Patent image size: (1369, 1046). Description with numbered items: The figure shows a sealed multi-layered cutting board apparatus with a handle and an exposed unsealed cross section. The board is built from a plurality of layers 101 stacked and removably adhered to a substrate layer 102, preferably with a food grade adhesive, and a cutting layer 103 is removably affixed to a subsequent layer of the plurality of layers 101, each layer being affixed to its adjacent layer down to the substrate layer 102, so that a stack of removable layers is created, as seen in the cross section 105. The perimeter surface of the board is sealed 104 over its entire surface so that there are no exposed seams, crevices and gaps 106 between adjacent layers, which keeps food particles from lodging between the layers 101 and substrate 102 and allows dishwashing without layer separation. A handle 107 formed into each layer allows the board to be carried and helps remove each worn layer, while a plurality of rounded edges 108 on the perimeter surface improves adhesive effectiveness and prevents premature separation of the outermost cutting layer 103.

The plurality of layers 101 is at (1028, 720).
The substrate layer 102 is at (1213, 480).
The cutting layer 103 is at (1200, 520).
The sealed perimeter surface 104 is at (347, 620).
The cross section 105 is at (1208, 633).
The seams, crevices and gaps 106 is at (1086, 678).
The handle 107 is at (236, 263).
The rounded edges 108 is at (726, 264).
+-------+
▶ _Exercise goal_:
Copy out every line of the records above verbatim, with no changes.

▶ _Task response_:
Patent image size: (1369, 1046). Description with numbered items: The figure shows a sealed multi-layered cutting board apparatus with a handle and an exposed unsealed cross section. The board is built from a plurality of layers 101 stacked and removably adhered to a substrate layer 102, preferably with a food grade adhesive, and a cutting layer 103 is removably affixed to a subsequent layer of the plurality of layers 101, each layer being affixed to its adjacent layer down to the substrate layer 102, so that a stack of removable layers is created, as seen in the cross section 105. The perimeter surface of the board is sealed 104 over its entire surface so that there are no exposed seams, crevices and gaps 106 between adjacent layers, which keeps food particles from lodging between the layers 101 and substrate 102 and allows dishwashing without layer separation. A handle 107 formed into each layer allows the board to be carried and helps remove each worn layer, while a plurality of rounded edges 108 on the perimeter surface improves adhesive effectiveness and prevents premature separation of the outermost cutting layer 103.

The plurality of layers 101 is at (1028, 720).
The substrate layer 102 is at (1213, 480).
The cutting layer 103 is at (1200, 520).
The sealed perimeter surface 104 is at (347, 620).
The cross section 105 is at (1208, 633).
The seams, crevices and gaps 106 is at (1086, 678).
The handle 107 is at (236, 263).
The rounded edges 108 is at (726, 264).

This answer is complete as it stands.